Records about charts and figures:
☆ ☆ ☆ ☆ ☆ ☆ ☆

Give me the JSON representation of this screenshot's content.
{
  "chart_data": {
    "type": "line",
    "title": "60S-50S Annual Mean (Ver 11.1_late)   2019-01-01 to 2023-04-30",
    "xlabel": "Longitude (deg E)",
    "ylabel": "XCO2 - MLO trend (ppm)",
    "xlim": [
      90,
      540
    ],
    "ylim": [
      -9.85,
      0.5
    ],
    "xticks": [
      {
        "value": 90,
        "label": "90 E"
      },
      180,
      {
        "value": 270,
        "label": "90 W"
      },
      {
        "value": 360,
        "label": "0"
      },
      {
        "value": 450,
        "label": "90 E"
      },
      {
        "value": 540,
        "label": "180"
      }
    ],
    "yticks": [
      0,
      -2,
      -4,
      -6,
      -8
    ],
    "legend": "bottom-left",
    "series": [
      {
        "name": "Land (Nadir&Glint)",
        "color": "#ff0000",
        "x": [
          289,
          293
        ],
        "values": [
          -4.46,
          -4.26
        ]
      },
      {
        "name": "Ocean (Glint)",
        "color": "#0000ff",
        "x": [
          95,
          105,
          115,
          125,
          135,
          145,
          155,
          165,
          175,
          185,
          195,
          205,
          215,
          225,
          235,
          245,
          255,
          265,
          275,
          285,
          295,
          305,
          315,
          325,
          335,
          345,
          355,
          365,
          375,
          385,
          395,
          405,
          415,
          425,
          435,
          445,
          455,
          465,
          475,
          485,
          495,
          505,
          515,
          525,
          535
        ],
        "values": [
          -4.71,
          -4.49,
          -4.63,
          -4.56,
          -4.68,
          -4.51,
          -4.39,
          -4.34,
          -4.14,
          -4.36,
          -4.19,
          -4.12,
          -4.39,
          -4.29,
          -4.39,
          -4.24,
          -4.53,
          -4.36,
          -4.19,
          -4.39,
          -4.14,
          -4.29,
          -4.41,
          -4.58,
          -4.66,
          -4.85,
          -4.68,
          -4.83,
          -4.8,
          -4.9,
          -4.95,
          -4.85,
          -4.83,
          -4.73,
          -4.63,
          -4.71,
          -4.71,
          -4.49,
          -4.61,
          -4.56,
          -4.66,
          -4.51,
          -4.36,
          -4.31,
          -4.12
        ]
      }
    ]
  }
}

☆ ☆ ☆ ☆ ☆ ☆ ☆

_WHAT TO DO_
Please repeat the listing above in full and exactly.

_RESULT_
Give me the JSON representation of this screenshot's content.
{
  "chart_data": {
    "type": "line",
    "title": "60S-50S Annual Mean (Ver 11.1_late)   2019-01-01 to 2023-04-30",
    "xlabel": "Longitude (deg E)",
    "ylabel": "XCO2 - MLO trend (ppm)",
    "xlim": [
      90,
      540
    ],
    "ylim": [
      -9.85,
      0.5
    ],
    "xticks": [
      {
        "value": 90,
        "label": "90 E"
      },
      180,
      {
        "value": 270,
        "label": "90 W"
      },
      {
        "value": 360,
        "label": "0"
      },
      {
        "value": 450,
        "label": "90 E"
      },
      {
        "value": 540,
        "label": "180"
      }
    ],
    "yticks": [
      0,
      -2,
      -4,
      -6,
      -8
    ],
    "legend": "bottom-left",
    "series": [
      {
        "name": "Land (Nadir&Glint)",
        "color": "#ff0000",
        "x": [
          289,
          293
        ],
        "values": [
          -4.46,
          -4.26
        ]
      },
      {
        "name": "Ocean (Glint)",
        "color": "#0000ff",
        "x": [
          95,
          105,
          115,
          125,
          135,
          145,
          155,
          165,
          175,
          185,
          195,
          205,
          215,
          225,
          235,
          245,
          255,
          265,
          275,
          285,
          295,
          305,
          315,
          325,
          335,
          345,
          355,
          365,
          375,
          385,
          395,
          405,
          415,
          425,
          435,
          445,
          455,
          465,
          475,
          485,
          495,
          505,
          515,
          525,
          535
        ],
        "values": [
          -4.71,
          -4.49,
          -4.63,
          -4.56,
          -4.68,
          -4.51,
          -4.39,
          -4.34,
          -4.14,
          -4.36,
          -4.19,
          -4.12,
          -4.39,
          -4.29,
          -4.39,
          -4.24,
          -4.53,
          -4.36,
          -4.19,
          -4.39,
          -4.14,
          -4.29,
          -4.41,
          -4.58,
          -4.66,
          -4.85,
          -4.68,
          -4.83,
          -4.8,
          -4.9,
          -4.95,
          -4.85,
          -4.83,
          -4.73,
          -4.63,
          -4.71,
          -4.71,
          -4.49,
          -4.61,
          -4.56,
          -4.66,
          -4.51,
          -4.36,
          -4.31,
          -4.12
        ]
      }
    ]
  }
}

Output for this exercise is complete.